■ **WHAT IS EXPECTED**
Here are some entries; quote each one exactly.

* begin LISTING *

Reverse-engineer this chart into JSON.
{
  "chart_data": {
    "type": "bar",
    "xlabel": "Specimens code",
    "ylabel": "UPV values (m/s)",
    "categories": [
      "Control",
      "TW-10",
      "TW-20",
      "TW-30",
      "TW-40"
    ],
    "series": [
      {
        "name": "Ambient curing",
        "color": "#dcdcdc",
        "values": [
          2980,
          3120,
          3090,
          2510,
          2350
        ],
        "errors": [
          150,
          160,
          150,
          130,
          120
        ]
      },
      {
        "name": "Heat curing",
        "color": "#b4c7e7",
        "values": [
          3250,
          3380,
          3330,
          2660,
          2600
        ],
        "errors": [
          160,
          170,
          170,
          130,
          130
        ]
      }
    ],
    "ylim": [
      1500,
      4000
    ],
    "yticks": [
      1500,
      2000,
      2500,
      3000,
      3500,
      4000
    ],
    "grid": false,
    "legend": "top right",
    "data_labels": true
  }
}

* end LISTING *

■ **FINISHED ANSWER**
Reverse-engineer this chart into JSON.
{
  "chart_data": {
    "type": "bar",
    "xlabel": "Specimens code",
    "ylabel": "UPV values (m/s)",
    "categories": [
      "Control",
      "TW-10",
      "TW-20",
      "TW-30",
      "TW-40"
    ],
    "series": [
      {
        "name": "Ambient curing",
        "color": "#dcdcdc",
        "values": [
          2980,
          3120,
          3090,
          2510,
          2350
        ],
        "errors": [
          150,
          160,
          150,
          130,
          120
        ]
      },
      {
        "name": "Heat curing",
        "color": "#b4c7e7",
        "values": [
          3250,
          3380,
          3330,
          2660,
          2600
        ],
        "errors": [
          160,
          170,
          170,
          130,
          130
        ]
      }
    ],
    "ylim": [
      1500,
      4000
    ],
    "yticks": [
      1500,
      2000,
      2500,
      3000,
      3500,
      4000
    ],
    "grid": false,
    "legend": "top right",
    "data_labels": true
  }
}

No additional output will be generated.